◆ **Exercise**:
Across the data below, how many lines hold "wdir"? Answer with that number and nothing else.

◆ **Data listing**:
"""
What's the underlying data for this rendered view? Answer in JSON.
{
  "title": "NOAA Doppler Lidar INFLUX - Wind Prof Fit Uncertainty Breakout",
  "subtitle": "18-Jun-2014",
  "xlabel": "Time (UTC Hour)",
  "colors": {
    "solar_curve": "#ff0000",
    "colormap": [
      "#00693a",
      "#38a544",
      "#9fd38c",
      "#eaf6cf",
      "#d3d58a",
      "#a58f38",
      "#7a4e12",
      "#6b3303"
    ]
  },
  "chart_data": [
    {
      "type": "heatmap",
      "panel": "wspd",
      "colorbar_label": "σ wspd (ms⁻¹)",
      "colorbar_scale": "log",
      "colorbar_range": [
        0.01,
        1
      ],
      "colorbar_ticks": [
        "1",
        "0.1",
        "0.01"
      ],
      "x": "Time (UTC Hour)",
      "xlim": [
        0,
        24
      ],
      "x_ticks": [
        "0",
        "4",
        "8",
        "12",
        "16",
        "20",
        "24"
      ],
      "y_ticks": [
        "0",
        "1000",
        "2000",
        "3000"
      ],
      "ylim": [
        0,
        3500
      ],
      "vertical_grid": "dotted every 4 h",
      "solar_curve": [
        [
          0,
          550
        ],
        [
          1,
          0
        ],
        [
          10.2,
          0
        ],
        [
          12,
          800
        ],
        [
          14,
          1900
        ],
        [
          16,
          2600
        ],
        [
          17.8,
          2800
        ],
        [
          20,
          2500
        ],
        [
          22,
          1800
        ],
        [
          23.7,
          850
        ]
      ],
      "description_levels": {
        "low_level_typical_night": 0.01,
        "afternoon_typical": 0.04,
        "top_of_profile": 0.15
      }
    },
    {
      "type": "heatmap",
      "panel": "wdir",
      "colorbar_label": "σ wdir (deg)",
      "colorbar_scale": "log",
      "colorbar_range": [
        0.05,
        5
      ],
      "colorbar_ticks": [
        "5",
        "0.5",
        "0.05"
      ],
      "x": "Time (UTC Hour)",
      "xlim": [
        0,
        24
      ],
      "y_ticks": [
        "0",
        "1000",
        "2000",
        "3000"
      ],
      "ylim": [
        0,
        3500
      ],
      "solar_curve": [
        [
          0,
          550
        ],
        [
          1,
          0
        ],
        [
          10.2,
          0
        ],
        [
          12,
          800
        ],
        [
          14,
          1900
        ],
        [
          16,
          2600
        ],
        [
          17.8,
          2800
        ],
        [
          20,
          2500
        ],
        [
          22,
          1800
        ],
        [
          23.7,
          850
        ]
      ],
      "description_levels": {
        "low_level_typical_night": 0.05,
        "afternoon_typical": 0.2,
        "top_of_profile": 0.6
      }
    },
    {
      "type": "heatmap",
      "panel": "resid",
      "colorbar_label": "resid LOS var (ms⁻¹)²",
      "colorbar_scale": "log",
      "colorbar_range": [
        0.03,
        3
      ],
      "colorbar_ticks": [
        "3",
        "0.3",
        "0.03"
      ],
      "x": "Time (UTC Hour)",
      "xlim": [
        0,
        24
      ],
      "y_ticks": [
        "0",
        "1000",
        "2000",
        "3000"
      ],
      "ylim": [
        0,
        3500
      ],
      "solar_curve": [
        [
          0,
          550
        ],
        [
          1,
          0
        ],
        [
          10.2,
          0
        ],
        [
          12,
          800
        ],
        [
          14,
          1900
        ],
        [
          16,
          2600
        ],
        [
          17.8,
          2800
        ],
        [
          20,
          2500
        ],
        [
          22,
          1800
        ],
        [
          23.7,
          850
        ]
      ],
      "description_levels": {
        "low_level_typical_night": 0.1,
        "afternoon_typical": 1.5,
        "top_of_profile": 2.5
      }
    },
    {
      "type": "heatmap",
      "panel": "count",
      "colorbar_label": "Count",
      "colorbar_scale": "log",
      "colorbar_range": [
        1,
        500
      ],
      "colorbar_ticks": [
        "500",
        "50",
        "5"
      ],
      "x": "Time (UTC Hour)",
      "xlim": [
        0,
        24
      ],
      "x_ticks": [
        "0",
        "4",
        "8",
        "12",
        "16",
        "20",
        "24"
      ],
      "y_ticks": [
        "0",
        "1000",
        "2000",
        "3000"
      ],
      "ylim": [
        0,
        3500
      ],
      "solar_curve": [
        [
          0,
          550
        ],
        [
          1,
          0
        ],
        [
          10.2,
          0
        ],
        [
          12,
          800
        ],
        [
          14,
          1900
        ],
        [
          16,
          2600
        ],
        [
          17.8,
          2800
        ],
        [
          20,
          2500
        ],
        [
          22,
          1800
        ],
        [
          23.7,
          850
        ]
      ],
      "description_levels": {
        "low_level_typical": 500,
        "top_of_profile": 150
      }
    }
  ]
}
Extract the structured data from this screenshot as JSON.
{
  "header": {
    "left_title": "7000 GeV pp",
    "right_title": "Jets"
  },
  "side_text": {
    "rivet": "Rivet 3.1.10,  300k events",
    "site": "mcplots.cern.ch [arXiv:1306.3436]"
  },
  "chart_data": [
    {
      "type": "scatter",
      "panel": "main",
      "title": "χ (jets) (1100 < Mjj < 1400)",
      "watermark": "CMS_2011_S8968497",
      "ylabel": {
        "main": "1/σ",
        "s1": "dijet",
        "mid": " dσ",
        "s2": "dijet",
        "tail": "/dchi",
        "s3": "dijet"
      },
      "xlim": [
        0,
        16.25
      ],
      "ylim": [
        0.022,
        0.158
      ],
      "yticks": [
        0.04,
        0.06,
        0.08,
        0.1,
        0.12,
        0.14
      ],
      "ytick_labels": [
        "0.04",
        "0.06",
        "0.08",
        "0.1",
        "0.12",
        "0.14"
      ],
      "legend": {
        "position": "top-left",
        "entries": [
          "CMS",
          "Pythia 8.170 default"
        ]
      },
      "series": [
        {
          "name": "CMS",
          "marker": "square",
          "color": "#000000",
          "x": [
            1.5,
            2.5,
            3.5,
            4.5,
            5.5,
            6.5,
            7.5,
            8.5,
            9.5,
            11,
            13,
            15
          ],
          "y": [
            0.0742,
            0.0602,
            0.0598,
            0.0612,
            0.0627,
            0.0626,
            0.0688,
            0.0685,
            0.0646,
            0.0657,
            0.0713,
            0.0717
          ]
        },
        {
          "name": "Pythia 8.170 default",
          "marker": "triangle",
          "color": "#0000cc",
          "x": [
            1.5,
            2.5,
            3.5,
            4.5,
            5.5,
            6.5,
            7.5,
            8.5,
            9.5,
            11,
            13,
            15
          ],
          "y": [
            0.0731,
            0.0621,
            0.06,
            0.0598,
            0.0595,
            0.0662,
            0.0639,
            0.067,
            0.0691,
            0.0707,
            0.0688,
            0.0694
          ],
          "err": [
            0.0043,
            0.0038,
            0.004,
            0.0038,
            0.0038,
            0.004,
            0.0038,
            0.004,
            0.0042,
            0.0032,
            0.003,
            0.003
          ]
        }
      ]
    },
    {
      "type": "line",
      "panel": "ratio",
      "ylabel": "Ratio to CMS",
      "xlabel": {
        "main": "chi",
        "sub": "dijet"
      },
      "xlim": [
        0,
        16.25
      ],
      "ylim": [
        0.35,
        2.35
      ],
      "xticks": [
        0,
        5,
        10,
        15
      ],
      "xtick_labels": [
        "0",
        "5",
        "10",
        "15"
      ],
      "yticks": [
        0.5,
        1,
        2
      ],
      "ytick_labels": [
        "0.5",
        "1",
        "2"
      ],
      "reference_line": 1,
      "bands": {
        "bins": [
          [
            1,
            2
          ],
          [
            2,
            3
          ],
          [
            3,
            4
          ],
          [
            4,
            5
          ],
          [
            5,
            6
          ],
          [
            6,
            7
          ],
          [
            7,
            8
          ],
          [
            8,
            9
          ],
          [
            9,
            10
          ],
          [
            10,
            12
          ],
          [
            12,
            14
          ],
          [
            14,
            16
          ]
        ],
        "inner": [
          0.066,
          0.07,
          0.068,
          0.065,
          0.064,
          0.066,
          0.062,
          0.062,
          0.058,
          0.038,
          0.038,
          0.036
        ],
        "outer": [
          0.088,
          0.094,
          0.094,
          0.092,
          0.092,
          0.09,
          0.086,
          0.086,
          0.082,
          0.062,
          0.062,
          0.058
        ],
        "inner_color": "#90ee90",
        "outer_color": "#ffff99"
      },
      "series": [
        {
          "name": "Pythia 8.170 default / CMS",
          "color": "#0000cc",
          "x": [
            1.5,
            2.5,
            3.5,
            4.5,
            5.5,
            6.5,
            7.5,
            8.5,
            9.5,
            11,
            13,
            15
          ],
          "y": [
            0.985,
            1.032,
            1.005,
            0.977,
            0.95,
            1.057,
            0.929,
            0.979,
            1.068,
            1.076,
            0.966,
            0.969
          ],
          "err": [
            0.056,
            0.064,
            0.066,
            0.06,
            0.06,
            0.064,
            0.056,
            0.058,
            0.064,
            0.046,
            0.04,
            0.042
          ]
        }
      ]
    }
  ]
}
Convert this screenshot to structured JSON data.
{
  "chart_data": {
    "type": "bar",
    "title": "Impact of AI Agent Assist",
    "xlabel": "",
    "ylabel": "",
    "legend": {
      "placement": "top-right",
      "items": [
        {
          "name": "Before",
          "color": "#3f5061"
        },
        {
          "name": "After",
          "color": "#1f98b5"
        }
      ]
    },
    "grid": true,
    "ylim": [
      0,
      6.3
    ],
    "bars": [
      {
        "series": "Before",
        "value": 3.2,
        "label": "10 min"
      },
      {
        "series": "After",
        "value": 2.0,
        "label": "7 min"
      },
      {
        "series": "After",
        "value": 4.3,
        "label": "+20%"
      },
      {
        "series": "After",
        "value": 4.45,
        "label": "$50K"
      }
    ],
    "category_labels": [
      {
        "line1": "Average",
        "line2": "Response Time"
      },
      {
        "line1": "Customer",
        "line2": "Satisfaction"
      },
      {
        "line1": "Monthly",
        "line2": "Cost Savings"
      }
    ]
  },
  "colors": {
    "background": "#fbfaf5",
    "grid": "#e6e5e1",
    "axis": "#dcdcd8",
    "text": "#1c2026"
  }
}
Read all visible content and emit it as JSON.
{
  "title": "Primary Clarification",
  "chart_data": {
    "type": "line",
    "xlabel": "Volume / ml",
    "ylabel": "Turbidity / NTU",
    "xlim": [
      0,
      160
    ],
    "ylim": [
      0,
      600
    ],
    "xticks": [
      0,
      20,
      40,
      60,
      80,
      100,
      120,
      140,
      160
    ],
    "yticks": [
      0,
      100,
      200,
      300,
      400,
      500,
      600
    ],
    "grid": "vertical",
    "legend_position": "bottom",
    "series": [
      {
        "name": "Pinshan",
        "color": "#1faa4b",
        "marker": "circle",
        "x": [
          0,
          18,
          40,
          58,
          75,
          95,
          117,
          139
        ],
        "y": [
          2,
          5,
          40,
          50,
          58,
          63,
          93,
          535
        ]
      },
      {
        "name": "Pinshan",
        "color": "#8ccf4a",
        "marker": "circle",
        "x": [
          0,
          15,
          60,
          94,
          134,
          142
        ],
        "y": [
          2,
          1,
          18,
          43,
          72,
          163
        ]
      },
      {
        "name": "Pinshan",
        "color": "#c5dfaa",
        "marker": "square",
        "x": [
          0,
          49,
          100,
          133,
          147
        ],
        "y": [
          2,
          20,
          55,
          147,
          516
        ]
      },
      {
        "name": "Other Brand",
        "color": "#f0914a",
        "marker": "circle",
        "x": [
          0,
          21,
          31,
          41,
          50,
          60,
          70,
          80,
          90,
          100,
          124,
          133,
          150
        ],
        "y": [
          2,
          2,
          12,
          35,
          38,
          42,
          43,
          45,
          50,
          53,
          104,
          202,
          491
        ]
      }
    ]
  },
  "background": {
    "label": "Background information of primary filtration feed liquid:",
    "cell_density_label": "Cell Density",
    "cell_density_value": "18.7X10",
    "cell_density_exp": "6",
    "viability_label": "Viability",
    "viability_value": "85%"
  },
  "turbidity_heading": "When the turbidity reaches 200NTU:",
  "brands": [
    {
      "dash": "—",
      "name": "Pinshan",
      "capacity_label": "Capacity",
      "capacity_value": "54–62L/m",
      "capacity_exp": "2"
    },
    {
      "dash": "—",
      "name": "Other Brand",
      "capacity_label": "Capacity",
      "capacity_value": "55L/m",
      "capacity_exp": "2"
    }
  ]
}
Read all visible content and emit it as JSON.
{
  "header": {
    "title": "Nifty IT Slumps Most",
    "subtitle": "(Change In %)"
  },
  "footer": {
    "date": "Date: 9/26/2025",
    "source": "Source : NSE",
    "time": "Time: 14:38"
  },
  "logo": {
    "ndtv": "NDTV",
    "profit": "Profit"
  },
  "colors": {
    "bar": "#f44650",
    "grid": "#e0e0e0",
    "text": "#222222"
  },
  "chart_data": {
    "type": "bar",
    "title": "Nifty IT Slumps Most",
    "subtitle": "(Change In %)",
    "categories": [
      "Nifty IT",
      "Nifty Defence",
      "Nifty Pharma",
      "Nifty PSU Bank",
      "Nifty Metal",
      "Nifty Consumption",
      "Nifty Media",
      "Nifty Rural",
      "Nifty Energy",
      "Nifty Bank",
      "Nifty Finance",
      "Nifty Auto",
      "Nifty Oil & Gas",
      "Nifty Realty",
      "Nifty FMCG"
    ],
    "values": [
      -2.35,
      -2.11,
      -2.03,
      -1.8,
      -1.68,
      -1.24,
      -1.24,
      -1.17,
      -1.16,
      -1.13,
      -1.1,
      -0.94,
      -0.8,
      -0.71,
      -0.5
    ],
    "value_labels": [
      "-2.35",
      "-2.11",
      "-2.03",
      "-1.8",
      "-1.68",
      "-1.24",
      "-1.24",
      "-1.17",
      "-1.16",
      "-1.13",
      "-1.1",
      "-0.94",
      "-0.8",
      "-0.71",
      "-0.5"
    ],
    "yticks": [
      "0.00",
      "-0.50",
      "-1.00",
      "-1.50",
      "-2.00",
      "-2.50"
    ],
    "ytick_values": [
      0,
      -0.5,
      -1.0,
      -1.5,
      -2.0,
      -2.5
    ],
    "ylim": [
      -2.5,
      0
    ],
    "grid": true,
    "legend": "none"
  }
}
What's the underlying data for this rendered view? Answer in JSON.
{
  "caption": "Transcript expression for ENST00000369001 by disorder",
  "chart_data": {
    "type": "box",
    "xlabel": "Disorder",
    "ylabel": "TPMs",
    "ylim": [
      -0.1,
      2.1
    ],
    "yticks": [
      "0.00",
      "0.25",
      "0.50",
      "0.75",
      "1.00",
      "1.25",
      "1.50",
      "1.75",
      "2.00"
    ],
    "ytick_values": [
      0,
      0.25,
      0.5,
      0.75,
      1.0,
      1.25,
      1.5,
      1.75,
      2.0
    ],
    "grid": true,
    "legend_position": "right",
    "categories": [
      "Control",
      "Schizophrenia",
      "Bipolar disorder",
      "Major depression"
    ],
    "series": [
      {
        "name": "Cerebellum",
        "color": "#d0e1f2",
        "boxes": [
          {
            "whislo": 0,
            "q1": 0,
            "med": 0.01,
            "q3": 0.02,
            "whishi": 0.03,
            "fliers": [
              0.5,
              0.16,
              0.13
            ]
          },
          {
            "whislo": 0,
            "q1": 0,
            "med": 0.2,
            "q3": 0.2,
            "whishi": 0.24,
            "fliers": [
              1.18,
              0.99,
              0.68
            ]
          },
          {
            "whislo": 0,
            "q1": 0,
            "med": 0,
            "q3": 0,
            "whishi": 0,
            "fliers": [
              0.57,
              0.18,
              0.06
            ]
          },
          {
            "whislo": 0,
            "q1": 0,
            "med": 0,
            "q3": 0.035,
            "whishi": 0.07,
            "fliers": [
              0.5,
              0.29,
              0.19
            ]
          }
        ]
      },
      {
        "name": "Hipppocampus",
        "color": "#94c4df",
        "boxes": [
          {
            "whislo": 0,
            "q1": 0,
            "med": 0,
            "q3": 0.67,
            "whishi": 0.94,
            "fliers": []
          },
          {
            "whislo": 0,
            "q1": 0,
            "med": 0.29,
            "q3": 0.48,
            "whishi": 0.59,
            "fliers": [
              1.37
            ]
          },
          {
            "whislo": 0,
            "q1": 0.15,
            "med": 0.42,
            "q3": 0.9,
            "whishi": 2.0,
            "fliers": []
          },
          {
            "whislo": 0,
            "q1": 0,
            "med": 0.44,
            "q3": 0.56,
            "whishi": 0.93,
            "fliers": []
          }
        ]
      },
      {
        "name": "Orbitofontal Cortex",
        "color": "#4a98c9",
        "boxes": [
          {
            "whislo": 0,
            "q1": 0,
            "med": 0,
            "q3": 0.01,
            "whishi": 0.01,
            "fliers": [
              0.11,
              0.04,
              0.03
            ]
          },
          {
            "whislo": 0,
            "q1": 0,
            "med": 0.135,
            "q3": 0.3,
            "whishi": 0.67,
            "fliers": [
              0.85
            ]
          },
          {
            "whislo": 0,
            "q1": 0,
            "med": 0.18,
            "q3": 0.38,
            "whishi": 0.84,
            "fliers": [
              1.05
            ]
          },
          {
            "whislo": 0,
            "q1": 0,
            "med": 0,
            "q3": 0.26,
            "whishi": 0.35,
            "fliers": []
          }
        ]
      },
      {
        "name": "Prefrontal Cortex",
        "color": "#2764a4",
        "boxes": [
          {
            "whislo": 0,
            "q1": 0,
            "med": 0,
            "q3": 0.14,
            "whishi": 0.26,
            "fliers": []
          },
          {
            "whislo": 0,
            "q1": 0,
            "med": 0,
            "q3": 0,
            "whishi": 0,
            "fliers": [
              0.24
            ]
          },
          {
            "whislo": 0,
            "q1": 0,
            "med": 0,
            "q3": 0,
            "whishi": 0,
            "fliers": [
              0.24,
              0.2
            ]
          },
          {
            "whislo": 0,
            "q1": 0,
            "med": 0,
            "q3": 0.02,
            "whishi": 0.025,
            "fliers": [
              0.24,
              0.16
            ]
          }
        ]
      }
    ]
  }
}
"""
◆ **Problem solution**:
2